- [WRITTEN EXERCISE]: Your answer should be one number: the count of lines in these entries that hold the word "Enim".

[Records excerpted from a collection]

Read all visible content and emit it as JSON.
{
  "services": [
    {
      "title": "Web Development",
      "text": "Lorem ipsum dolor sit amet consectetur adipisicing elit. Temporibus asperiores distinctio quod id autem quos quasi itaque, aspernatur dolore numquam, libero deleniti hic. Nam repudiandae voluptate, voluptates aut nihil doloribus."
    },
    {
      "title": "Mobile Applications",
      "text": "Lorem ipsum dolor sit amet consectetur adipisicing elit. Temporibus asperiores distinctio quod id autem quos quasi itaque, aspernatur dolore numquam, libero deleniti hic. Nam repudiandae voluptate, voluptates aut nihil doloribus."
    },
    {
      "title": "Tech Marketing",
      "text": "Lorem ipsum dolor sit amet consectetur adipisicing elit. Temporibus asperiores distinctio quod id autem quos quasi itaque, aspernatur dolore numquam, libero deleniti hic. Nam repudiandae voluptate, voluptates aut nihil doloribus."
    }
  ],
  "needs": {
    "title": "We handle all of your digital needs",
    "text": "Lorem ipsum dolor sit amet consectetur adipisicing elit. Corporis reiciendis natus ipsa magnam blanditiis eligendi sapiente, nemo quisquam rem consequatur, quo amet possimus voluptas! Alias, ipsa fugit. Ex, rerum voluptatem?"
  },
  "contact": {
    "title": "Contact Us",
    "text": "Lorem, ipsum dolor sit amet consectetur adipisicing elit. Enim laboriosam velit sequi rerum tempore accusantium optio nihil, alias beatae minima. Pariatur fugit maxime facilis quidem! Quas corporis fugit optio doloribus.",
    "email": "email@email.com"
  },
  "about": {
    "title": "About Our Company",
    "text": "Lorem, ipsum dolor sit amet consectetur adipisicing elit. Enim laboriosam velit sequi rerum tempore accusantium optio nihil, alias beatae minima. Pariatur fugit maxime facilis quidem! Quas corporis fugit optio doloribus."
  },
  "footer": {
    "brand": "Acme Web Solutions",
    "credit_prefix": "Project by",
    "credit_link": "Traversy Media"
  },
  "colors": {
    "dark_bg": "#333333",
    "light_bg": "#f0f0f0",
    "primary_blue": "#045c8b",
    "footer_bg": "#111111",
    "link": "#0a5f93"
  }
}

- [FINAL RESULT]: 2